[REQUEST]
Return the lines below that carry the word "nedves".

Records from a data collection:

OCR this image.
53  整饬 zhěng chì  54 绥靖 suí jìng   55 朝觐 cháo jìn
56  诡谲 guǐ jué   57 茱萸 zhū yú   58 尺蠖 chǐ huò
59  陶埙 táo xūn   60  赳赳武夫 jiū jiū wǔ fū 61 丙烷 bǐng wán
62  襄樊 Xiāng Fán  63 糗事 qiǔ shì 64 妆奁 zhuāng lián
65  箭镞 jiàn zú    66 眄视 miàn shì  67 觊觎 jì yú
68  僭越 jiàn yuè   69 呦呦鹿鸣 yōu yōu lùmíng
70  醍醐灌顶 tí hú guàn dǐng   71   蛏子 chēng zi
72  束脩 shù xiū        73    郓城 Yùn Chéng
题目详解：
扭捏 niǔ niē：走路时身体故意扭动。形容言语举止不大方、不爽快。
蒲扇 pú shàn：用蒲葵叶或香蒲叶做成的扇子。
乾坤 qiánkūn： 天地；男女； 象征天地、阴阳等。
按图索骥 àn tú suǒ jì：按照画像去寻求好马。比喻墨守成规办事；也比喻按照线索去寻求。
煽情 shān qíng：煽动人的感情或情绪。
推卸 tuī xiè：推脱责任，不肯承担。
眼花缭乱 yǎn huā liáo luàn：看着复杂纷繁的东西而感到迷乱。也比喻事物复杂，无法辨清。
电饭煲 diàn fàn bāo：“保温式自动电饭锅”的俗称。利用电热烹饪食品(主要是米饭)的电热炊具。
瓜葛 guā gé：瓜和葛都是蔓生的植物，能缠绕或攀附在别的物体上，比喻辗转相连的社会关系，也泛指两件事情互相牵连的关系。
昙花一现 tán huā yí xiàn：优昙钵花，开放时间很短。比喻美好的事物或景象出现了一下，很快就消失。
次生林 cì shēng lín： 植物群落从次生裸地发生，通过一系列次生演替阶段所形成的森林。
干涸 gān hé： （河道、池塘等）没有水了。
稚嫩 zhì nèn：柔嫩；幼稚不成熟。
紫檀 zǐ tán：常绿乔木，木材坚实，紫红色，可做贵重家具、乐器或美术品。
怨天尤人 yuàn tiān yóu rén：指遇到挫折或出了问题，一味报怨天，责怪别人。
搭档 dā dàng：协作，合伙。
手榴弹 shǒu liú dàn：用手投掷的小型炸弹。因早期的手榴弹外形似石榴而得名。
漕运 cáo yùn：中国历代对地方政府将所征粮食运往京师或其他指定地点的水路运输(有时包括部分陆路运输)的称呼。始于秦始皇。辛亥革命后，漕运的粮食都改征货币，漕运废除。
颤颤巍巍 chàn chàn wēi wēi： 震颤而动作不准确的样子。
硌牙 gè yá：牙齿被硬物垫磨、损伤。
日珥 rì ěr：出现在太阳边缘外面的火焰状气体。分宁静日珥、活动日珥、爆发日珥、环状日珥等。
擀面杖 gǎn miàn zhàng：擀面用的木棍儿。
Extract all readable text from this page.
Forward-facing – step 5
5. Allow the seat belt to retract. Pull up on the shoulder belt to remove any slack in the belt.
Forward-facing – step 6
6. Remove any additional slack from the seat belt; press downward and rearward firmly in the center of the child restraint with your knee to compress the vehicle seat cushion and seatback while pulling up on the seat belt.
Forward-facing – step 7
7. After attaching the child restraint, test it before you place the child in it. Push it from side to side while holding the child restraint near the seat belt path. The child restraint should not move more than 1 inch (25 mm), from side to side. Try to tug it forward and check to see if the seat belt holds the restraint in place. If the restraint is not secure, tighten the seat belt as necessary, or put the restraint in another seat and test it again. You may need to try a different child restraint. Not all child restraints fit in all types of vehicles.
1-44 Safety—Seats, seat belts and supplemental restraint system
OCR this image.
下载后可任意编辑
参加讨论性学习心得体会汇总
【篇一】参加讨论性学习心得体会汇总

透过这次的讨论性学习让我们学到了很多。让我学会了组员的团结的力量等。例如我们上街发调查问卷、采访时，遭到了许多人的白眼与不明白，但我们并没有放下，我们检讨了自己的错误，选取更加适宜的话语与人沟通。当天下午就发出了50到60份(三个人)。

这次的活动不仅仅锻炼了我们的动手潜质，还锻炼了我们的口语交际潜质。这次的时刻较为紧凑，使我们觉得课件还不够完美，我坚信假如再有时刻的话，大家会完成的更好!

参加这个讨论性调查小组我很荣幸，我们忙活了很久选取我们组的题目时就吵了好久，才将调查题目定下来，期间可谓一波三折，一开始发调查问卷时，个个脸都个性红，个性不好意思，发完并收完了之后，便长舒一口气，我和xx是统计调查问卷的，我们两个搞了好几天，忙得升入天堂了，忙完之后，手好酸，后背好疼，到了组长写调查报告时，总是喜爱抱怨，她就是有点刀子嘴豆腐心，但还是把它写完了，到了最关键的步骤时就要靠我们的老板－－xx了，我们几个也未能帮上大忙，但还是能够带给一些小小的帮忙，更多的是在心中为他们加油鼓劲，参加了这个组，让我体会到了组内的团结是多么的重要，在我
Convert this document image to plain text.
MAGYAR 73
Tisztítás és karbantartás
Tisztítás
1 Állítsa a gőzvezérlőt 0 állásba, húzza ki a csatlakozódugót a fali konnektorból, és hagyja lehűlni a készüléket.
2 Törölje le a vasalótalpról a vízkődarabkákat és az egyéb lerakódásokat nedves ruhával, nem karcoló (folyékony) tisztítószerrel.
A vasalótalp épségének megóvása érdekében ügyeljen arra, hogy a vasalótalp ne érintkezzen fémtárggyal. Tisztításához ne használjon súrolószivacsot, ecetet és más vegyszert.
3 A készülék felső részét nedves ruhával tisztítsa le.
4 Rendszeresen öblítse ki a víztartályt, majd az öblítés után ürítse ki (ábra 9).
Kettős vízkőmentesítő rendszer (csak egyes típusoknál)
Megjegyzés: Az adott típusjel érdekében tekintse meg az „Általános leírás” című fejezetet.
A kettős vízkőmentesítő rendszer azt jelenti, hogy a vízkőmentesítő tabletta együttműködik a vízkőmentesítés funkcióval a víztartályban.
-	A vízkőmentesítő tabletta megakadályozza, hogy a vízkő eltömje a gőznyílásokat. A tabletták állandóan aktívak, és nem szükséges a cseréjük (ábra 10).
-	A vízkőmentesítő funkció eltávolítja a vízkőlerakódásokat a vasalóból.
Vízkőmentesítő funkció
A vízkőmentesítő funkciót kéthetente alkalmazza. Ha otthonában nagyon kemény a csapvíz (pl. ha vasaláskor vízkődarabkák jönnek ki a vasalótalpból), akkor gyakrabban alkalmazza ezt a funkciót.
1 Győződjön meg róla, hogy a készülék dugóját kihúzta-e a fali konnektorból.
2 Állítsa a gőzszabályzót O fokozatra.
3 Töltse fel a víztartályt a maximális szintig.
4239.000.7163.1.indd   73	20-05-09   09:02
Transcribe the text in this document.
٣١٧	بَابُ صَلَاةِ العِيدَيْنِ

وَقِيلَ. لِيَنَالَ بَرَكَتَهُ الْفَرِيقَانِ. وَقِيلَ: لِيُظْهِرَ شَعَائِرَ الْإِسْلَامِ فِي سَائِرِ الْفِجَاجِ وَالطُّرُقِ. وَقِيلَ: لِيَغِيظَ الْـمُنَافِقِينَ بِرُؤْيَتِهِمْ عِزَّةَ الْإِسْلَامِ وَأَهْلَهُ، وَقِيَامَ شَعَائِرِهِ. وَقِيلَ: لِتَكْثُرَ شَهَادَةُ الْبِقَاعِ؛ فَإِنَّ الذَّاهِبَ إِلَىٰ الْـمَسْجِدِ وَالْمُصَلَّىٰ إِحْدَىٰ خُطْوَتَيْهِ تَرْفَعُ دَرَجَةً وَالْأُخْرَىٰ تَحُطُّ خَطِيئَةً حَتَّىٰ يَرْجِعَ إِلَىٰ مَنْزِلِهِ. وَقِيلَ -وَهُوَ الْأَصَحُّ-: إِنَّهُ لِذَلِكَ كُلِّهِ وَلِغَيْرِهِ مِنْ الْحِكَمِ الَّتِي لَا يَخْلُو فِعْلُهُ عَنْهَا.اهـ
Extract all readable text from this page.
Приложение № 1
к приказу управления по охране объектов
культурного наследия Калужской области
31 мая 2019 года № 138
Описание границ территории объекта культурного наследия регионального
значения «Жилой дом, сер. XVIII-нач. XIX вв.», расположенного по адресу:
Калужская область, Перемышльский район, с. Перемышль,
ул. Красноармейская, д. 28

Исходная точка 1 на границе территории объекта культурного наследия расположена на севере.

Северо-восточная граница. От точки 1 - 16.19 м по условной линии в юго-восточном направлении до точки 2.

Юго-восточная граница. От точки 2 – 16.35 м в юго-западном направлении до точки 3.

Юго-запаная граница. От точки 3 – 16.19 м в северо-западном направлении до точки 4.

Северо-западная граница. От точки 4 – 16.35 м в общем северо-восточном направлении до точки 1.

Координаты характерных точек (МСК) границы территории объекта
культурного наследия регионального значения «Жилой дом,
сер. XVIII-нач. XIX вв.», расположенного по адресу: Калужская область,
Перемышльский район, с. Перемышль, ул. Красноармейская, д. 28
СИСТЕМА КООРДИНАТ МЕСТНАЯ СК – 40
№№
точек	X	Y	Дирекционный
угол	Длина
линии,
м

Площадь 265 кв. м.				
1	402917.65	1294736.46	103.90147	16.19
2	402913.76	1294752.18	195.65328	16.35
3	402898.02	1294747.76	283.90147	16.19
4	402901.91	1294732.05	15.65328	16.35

[SOLUTION TO THIS EXERCISE]
2 Törölje le a vasalótalpról a vízkődarabkákat és az egyéb lerakódásokat nedves ruhával, nem karcoló (folyékony) tisztítószerrel.
3 A készülék felső részét nedves ruhával tisztítsa le.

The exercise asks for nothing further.